PROBLEM STATEMENT: Transcribe all of the data exactly. Omit the pictures.
--- EXERCISE DATA ---
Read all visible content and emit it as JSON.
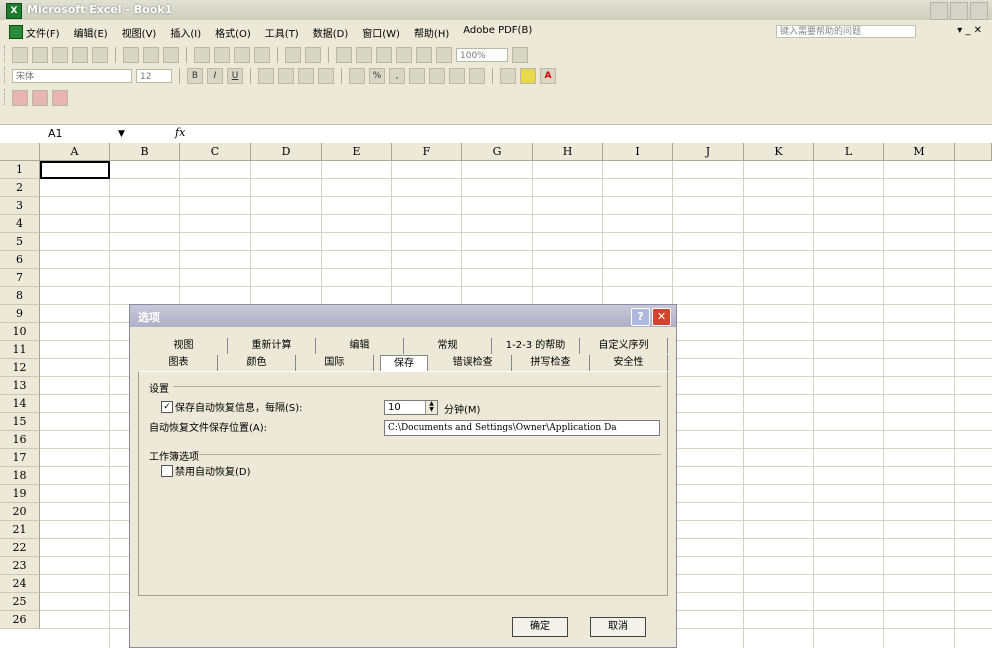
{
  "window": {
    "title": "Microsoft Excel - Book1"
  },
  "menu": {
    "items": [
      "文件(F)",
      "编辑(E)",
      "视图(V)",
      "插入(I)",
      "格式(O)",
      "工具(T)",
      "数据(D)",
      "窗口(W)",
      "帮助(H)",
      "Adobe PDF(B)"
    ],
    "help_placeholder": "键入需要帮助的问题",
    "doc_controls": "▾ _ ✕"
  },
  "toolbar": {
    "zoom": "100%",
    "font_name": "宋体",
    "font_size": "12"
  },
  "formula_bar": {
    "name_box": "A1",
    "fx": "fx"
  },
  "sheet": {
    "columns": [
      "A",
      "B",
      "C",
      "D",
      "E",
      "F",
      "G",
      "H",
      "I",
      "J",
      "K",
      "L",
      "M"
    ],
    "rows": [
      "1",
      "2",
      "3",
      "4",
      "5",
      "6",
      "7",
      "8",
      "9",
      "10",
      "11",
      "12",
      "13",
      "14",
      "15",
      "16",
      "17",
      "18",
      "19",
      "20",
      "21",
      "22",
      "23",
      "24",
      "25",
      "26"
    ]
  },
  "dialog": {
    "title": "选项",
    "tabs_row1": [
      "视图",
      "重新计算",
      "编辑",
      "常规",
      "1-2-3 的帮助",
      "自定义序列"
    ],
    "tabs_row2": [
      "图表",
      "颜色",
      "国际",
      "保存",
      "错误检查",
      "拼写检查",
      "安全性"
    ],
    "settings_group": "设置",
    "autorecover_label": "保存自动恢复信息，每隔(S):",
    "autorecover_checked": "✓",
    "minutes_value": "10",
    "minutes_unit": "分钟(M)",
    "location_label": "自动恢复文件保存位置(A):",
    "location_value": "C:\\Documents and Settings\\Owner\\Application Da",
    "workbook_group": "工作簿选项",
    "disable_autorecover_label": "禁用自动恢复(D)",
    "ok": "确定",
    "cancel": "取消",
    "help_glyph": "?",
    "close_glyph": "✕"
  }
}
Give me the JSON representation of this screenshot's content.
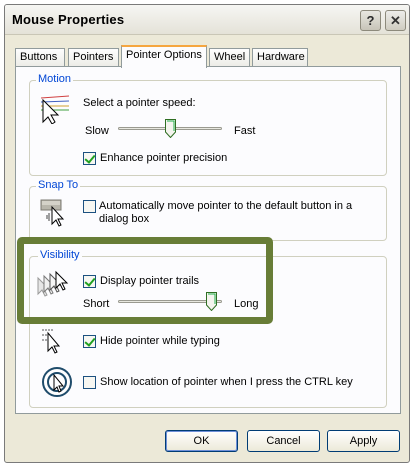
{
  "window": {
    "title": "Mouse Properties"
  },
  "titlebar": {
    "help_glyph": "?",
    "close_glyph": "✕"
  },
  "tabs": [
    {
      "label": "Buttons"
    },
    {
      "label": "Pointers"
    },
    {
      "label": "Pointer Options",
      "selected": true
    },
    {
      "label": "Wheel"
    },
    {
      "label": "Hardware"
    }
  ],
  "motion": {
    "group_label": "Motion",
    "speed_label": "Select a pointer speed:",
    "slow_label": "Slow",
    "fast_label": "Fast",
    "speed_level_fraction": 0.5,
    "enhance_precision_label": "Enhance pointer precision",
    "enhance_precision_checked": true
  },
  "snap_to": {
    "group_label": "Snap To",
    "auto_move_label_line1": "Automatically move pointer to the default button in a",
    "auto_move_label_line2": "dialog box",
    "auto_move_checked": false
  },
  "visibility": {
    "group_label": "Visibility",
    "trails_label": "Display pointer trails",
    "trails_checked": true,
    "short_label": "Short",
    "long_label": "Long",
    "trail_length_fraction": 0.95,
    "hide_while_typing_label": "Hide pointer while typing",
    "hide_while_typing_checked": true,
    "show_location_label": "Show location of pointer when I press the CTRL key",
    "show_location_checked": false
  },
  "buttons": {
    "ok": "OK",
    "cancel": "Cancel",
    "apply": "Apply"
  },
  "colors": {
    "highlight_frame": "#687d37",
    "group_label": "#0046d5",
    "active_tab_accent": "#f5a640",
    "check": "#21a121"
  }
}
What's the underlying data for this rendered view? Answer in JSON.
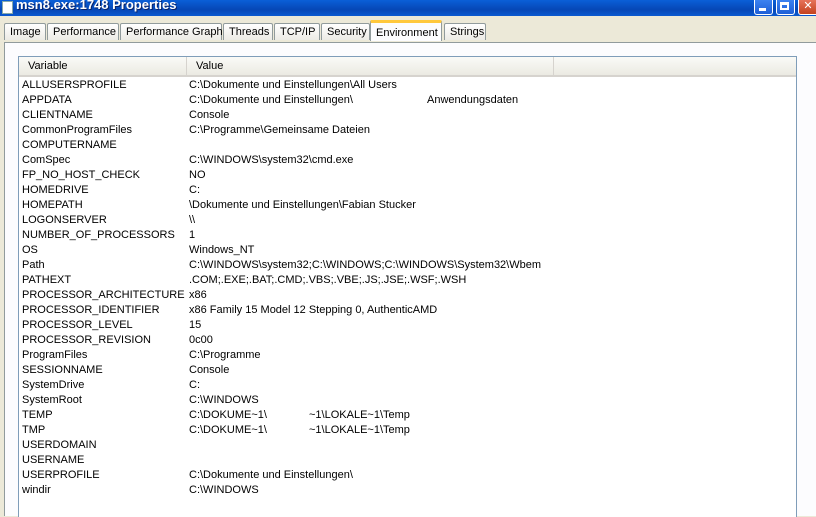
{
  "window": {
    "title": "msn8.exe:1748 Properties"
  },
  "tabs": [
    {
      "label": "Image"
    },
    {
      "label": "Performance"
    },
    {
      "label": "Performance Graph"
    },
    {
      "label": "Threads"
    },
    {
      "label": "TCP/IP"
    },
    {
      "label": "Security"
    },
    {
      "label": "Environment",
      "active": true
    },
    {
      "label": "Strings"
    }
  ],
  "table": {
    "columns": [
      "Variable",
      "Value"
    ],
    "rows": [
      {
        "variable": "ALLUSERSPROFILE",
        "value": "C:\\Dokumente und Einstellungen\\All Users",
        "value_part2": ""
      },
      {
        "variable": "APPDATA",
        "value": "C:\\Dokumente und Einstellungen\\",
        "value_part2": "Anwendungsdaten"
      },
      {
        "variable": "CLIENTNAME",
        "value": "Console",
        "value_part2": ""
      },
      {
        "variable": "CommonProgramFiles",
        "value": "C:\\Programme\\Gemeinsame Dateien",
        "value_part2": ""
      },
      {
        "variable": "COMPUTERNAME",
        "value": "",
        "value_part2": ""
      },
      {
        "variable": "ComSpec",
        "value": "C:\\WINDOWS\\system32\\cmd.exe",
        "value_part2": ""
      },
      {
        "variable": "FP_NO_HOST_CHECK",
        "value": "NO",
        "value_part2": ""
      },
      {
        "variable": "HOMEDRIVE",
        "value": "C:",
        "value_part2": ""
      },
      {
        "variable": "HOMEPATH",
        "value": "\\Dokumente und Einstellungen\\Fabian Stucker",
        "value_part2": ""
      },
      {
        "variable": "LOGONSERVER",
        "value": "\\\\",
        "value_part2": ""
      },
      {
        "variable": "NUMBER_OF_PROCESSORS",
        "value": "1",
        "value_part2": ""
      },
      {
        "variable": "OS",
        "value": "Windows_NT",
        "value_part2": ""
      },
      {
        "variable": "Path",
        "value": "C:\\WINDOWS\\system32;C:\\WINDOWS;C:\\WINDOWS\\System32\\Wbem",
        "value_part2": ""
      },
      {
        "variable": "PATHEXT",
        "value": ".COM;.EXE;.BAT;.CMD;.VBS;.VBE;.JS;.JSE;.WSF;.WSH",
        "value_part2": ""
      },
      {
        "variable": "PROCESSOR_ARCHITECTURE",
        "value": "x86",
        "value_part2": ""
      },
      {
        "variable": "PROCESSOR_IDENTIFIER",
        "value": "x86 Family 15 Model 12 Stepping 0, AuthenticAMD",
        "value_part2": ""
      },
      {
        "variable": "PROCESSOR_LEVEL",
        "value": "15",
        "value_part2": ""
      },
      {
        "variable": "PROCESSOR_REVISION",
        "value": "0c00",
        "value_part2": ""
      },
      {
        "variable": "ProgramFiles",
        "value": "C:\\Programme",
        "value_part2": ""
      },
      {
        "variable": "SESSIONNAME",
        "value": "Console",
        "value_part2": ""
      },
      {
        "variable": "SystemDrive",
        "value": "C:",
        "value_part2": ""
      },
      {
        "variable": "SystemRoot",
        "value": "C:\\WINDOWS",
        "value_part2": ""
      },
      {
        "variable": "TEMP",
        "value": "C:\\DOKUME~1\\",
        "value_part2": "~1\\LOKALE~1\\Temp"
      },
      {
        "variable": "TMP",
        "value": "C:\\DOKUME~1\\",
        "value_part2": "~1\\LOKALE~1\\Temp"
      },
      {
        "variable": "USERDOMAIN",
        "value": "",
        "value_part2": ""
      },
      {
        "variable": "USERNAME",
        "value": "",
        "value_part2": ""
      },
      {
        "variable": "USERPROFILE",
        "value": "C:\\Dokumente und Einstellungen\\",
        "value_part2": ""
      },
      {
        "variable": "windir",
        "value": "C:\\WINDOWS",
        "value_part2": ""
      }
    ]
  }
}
---
SOLUTION TO THE EXERCISE:
Read all visible content and emit it as JSON.
{
  "window": {
    "title": "Microsoft Excel - Book1"
  },
  "menu": {
    "items": [
      "文件(F)",
      "编辑(E)",
      "视图(V)",
      "插入(I)",
      "格式(O)",
      "工具(T)",
      "数据(D)",
      "窗口(W)",
      "帮助(H)",
      "Adobe PDF(B)"
    ],
    "help_placeholder": "键入需要帮助的问题",
    "doc_controls": "▾ _ ✕"
  },
  "toolbar": {
    "zoom": "100%",
    "font_name": "宋体",
    "font_size": "12"
  },
  "formula_bar": {
    "name_box": "A1",
    "fx": "fx"
  },
  "sheet": {
    "columns": [
      "A",
      "B",
      "C",
      "D",
      "E",
      "F",
      "G",
      "H",
      "I",
      "J",
      "K",
      "L",
      "M"
    ],
    "rows": [
      "1",
      "2",
      "3",
      "4",
      "5",
      "6",
      "7",
      "8",
      "9",
      "10",
      "11",
      "12",
      "13",
      "14",
      "15",
      "16",
      "17",
      "18",
      "19",
      "20",
      "21",
      "22",
      "23",
      "24",
      "25",
      "26"
    ]
  },
  "dialog": {
    "title": "选项",
    "tabs_row1": [
      "视图",
      "重新计算",
      "编辑",
      "常规",
      "1-2-3 的帮助",
      "自定义序列"
    ],
    "tabs_row2": [
      "图表",
      "颜色",
      "国际",
      "保存",
      "错误检查",
      "拼写检查",
      "安全性"
    ],
    "settings_group": "设置",
    "autorecover_label": "保存自动恢复信息，每隔(S):",
    "autorecover_checked": "✓",
    "minutes_value": "10",
    "minutes_unit": "分钟(M)",
    "location_label": "自动恢复文件保存位置(A):",
    "location_value": "C:\\Documents and Settings\\Owner\\Application Da",
    "workbook_group": "工作簿选项",
    "disable_autorecover_label": "禁用自动恢复(D)",
    "ok": "确定",
    "cancel": "取消",
    "help_glyph": "?",
    "close_glyph": "✕"
  }
}
Give me the JSON representation of this screenshot's content.
{
  "window": {
    "title": "Mouse Properties"
  },
  "titlebar": {
    "help_glyph": "?",
    "close_glyph": "✕"
  },
  "tabs": [
    {
      "label": "Buttons"
    },
    {
      "label": "Pointers"
    },
    {
      "label": "Pointer Options",
      "selected": true
    },
    {
      "label": "Wheel"
    },
    {
      "label": "Hardware"
    }
  ],
  "motion": {
    "group_label": "Motion",
    "speed_label": "Select a pointer speed:",
    "slow_label": "Slow",
    "fast_label": "Fast",
    "speed_level_fraction": 0.5,
    "enhance_precision_label": "Enhance pointer precision",
    "enhance_precision_checked": true
  },
  "snap_to": {
    "group_label": "Snap To",
    "auto_move_label_line1": "Automatically move pointer to the default button in a",
    "auto_move_label_line2": "dialog box",
    "auto_move_checked": false
  },
  "visibility": {
    "group_label": "Visibility",
    "trails_label": "Display pointer trails",
    "trails_checked": true,
    "short_label": "Short",
    "long_label": "Long",
    "trail_length_fraction": 0.95,
    "hide_while_typing_label": "Hide pointer while typing",
    "hide_while_typing_checked": true,
    "show_location_label": "Show location of pointer when I press the CTRL key",
    "show_location_checked": false
  },
  "buttons": {
    "ok": "OK",
    "cancel": "Cancel",
    "apply": "Apply"
  },
  "colors": {
    "highlight_frame": "#687d37",
    "group_label": "#0046d5",
    "active_tab_accent": "#f5a640",
    "check": "#21a121"
  }
}
What's the underlying data for this rendered view? Answer in JSON.
{
  "window": {
    "title": "msn8.exe:1748 Properties"
  },
  "tabs": [
    {
      "label": "Image"
    },
    {
      "label": "Performance"
    },
    {
      "label": "Performance Graph"
    },
    {
      "label": "Threads"
    },
    {
      "label": "TCP/IP"
    },
    {
      "label": "Security"
    },
    {
      "label": "Environment",
      "active": true
    },
    {
      "label": "Strings"
    }
  ],
  "table": {
    "columns": [
      "Variable",
      "Value"
    ],
    "rows": [
      {
        "variable": "ALLUSERSPROFILE",
        "value": "C:\\Dokumente und Einstellungen\\All Users",
        "value_part2": ""
      },
      {
        "variable": "APPDATA",
        "value": "C:\\Dokumente und Einstellungen\\",
        "value_part2": "Anwendungsdaten"
      },
      {
        "variable": "CLIENTNAME",
        "value": "Console",
        "value_part2": ""
      },
      {
        "variable": "CommonProgramFiles",
        "value": "C:\\Programme\\Gemeinsame Dateien",
        "value_part2": ""
      },
      {
        "variable": "COMPUTERNAME",
        "value": "",
        "value_part2": ""
      },
      {
        "variable": "ComSpec",
        "value": "C:\\WINDOWS\\system32\\cmd.exe",
        "value_part2": ""
      },
      {
        "variable": "FP_NO_HOST_CHECK",
        "value": "NO",
        "value_part2": ""
      },
      {
        "variable": "HOMEDRIVE",
        "value": "C:",
        "value_part2": ""
      },
      {
        "variable": "HOMEPATH",
        "value": "\\Dokumente und Einstellungen\\Fabian Stucker",
        "value_part2": ""
      },
      {
        "variable": "LOGONSERVER",
        "value": "\\\\",
        "value_part2": ""
      },
      {
        "variable": "NUMBER_OF_PROCESSORS",
        "value": "1",
        "value_part2": ""
      },
      {
        "variable": "OS",
        "value": "Windows_NT",
        "value_part2": ""
      },
      {
        "variable": "Path",
        "value": "C:\\WINDOWS\\system32;C:\\WINDOWS;C:\\WINDOWS\\System32\\Wbem",
        "value_part2": ""
      },
      {
        "variable": "PATHEXT",
        "value": ".COM;.EXE;.BAT;.CMD;.VBS;.VBE;.JS;.JSE;.WSF;.WSH",
        "value_part2": ""
      },
      {
        "variable": "PROCESSOR_ARCHITECTURE",
        "value": "x86",
        "value_part2": ""
      },
      {
        "variable": "PROCESSOR_IDENTIFIER",
        "value": "x86 Family 15 Model 12 Stepping 0, AuthenticAMD",
        "value_part2": ""
      },
      {
        "variable": "PROCESSOR_LEVEL",
        "value": "15",
        "value_part2": ""
      },
      {
        "variable": "PROCESSOR_REVISION",
        "value": "0c00",
        "value_part2": ""
      },
      {
        "variable": "ProgramFiles",
        "value": "C:\\Programme",
        "value_part2": ""
      },
      {
        "variable": "SESSIONNAME",
        "value": "Console",
        "value_part2": ""
      },
      {
        "variable": "SystemDrive",
        "value": "C:",
        "value_part2": ""
      },
      {
        "variable": "SystemRoot",
        "value": "C:\\WINDOWS",
        "value_part2": ""
      },
      {
        "variable": "TEMP",
        "value": "C:\\DOKUME~1\\",
        "value_part2": "~1\\LOKALE~1\\Temp"
      },
      {
        "variable": "TMP",
        "value": "C:\\DOKUME~1\\",
        "value_part2": "~1\\LOKALE~1\\Temp"
      },
      {
        "variable": "USERDOMAIN",
        "value": "",
        "value_part2": ""
      },
      {
        "variable": "USERNAME",
        "value": "",
        "value_part2": ""
      },
      {
        "variable": "USERPROFILE",
        "value": "C:\\Dokumente und Einstellungen\\",
        "value_part2": ""
      },
      {
        "variable": "windir",
        "value": "C:\\WINDOWS",
        "value_part2": ""
      }
    ]
  }
}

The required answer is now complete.